TASK OBJECTIVE
Reproduce the following material exactly, including every line.

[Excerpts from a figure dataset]

━━━━━━━━

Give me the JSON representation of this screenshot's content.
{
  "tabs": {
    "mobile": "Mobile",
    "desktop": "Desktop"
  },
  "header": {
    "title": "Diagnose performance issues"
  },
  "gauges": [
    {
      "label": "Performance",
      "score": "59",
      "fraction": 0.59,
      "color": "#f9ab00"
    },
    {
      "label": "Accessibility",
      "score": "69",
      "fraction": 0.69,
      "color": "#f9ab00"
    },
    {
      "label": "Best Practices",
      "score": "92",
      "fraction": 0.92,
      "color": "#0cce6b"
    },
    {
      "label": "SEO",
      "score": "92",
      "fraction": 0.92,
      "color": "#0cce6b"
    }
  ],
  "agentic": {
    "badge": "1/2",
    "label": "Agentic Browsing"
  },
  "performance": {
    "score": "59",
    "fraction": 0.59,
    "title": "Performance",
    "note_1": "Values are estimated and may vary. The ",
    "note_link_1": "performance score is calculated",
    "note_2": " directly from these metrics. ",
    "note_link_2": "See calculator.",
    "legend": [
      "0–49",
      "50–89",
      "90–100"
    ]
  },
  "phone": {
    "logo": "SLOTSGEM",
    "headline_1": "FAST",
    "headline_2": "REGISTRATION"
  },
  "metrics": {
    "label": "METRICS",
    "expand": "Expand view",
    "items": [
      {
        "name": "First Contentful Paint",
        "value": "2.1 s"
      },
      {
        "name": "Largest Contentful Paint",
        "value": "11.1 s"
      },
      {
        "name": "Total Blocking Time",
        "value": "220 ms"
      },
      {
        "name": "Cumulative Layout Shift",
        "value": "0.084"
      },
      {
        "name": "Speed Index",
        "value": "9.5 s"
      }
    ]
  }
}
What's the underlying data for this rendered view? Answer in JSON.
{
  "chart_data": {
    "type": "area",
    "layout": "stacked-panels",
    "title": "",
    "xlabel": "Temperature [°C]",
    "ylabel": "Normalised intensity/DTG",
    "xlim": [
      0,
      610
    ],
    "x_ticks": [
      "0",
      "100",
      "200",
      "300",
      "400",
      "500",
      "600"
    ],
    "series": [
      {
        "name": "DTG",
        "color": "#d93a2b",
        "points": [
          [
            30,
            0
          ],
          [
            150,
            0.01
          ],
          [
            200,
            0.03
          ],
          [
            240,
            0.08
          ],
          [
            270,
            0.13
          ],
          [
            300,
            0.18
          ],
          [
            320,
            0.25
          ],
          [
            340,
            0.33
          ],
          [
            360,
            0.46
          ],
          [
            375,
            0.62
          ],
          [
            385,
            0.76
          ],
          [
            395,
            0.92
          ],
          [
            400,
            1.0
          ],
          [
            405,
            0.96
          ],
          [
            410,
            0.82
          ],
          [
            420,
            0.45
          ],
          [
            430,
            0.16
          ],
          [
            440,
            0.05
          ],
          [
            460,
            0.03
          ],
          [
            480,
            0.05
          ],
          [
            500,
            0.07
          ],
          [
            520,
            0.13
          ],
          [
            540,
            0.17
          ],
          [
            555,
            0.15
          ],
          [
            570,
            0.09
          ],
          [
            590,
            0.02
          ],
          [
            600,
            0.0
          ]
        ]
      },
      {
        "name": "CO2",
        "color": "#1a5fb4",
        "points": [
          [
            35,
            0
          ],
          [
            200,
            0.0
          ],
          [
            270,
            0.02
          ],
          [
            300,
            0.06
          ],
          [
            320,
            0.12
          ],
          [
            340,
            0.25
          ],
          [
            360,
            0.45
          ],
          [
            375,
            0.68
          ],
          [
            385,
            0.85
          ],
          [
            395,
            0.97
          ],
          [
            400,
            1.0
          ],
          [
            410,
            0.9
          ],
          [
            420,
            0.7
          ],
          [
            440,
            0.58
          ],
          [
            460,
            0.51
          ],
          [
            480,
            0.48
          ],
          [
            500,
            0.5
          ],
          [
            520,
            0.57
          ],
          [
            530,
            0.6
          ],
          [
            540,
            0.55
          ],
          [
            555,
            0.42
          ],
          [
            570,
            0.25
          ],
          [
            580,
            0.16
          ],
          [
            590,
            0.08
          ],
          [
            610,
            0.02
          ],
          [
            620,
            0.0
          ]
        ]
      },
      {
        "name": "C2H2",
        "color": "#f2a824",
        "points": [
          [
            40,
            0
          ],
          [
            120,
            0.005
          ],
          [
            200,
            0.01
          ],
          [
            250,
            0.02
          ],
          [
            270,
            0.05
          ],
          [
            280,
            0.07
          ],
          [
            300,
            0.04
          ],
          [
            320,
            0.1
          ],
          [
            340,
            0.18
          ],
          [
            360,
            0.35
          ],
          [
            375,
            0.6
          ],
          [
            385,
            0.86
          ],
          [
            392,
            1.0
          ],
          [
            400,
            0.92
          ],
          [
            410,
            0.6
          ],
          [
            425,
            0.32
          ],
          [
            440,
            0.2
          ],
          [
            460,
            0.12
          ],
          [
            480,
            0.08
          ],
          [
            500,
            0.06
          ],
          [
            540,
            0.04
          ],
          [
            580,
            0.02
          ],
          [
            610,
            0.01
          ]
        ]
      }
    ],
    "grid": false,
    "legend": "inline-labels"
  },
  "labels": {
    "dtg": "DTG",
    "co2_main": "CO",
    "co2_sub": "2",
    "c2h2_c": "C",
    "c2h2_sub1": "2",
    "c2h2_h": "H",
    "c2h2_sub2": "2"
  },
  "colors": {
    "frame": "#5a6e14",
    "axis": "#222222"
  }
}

━━━━━━━━

TASK OUTPUT
Give me the JSON representation of this screenshot's content.
{
  "tabs": {
    "mobile": "Mobile",
    "desktop": "Desktop"
  },
  "header": {
    "title": "Diagnose performance issues"
  },
  "gauges": [
    {
      "label": "Performance",
      "score": "59",
      "fraction": 0.59,
      "color": "#f9ab00"
    },
    {
      "label": "Accessibility",
      "score": "69",
      "fraction": 0.69,
      "color": "#f9ab00"
    },
    {
      "label": "Best Practices",
      "score": "92",
      "fraction": 0.92,
      "color": "#0cce6b"
    },
    {
      "label": "SEO",
      "score": "92",
      "fraction": 0.92,
      "color": "#0cce6b"
    }
  ],
  "agentic": {
    "badge": "1/2",
    "label": "Agentic Browsing"
  },
  "performance": {
    "score": "59",
    "fraction": 0.59,
    "title": "Performance",
    "note_1": "Values are estimated and may vary. The ",
    "note_link_1": "performance score is calculated",
    "note_2": " directly from these metrics. ",
    "note_link_2": "See calculator.",
    "legend": [
      "0–49",
      "50–89",
      "90–100"
    ]
  },
  "phone": {
    "logo": "SLOTSGEM",
    "headline_1": "FAST",
    "headline_2": "REGISTRATION"
  },
  "metrics": {
    "label": "METRICS",
    "expand": "Expand view",
    "items": [
      {
        "name": "First Contentful Paint",
        "value": "2.1 s"
      },
      {
        "name": "Largest Contentful Paint",
        "value": "11.1 s"
      },
      {
        "name": "Total Blocking Time",
        "value": "220 ms"
      },
      {
        "name": "Cumulative Layout Shift",
        "value": "0.084"
      },
      {
        "name": "Speed Index",
        "value": "9.5 s"
      }
    ]
  }
}
What's the underlying data for this rendered view? Answer in JSON.
{
  "chart_data": {
    "type": "area",
    "layout": "stacked-panels",
    "title": "",
    "xlabel": "Temperature [°C]",
    "ylabel": "Normalised intensity/DTG",
    "xlim": [
      0,
      610
    ],
    "x_ticks": [
      "0",
      "100",
      "200",
      "300",
      "400",
      "500",
      "600"
    ],
    "series": [
      {
        "name": "DTG",
        "color": "#d93a2b",
        "points": [
          [
            30,
            0
          ],
          [
            150,
            0.01
          ],
          [
            200,
            0.03
          ],
          [
            240,
            0.08
          ],
          [
            270,
            0.13
          ],
          [
            300,
            0.18
          ],
          [
            320,
            0.25
          ],
          [
            340,
            0.33
          ],
          [
            360,
            0.46
          ],
          [
            375,
            0.62
          ],
          [
            385,
            0.76
          ],
          [
            395,
            0.92
          ],
          [
            400,
            1.0
          ],
          [
            405,
            0.96
          ],
          [
            410,
            0.82
          ],
          [
            420,
            0.45
          ],
          [
            430,
            0.16
          ],
          [
            440,
            0.05
          ],
          [
            460,
            0.03
          ],
          [
            480,
            0.05
          ],
          [
            500,
            0.07
          ],
          [
            520,
            0.13
          ],
          [
            540,
            0.17
          ],
          [
            555,
            0.15
          ],
          [
            570,
            0.09
          ],
          [
            590,
            0.02
          ],
          [
            600,
            0.0
          ]
        ]
      },
      {
        "name": "CO2",
        "color": "#1a5fb4",
        "points": [
          [
            35,
            0
          ],
          [
            200,
            0.0
          ],
          [
            270,
            0.02
          ],
          [
            300,
            0.06
          ],
          [
            320,
            0.12
          ],
          [
            340,
            0.25
          ],
          [
            360,
            0.45
          ],
          [
            375,
            0.68
          ],
          [
            385,
            0.85
          ],
          [
            395,
            0.97
          ],
          [
            400,
            1.0
          ],
          [
            410,
            0.9
          ],
          [
            420,
            0.7
          ],
          [
            440,
            0.58
          ],
          [
            460,
            0.51
          ],
          [
            480,
            0.48
          ],
          [
            500,
            0.5
          ],
          [
            520,
            0.57
          ],
          [
            530,
            0.6
          ],
          [
            540,
            0.55
          ],
          [
            555,
            0.42
          ],
          [
            570,
            0.25
          ],
          [
            580,
            0.16
          ],
          [
            590,
            0.08
          ],
          [
            610,
            0.02
          ],
          [
            620,
            0.0
          ]
        ]
      },
      {
        "name": "C2H2",
        "color": "#f2a824",
        "points": [
          [
            40,
            0
          ],
          [
            120,
            0.005
          ],
          [
            200,
            0.01
          ],
          [
            250,
            0.02
          ],
          [
            270,
            0.05
          ],
          [
            280,
            0.07
          ],
          [
            300,
            0.04
          ],
          [
            320,
            0.1
          ],
          [
            340,
            0.18
          ],
          [
            360,
            0.35
          ],
          [
            375,
            0.6
          ],
          [
            385,
            0.86
          ],
          [
            392,
            1.0
          ],
          [
            400,
            0.92
          ],
          [
            410,
            0.6
          ],
          [
            425,
            0.32
          ],
          [
            440,
            0.2
          ],
          [
            460,
            0.12
          ],
          [
            480,
            0.08
          ],
          [
            500,
            0.06
          ],
          [
            540,
            0.04
          ],
          [
            580,
            0.02
          ],
          [
            610,
            0.01
          ]
        ]
      }
    ],
    "grid": false,
    "legend": "inline-labels"
  },
  "labels": {
    "dtg": "DTG",
    "co2_main": "CO",
    "co2_sub": "2",
    "c2h2_c": "C",
    "c2h2_sub1": "2",
    "c2h2_h": "H",
    "c2h2_sub2": "2"
  },
  "colors": {
    "frame": "#5a6e14",
    "axis": "#222222"
  }
}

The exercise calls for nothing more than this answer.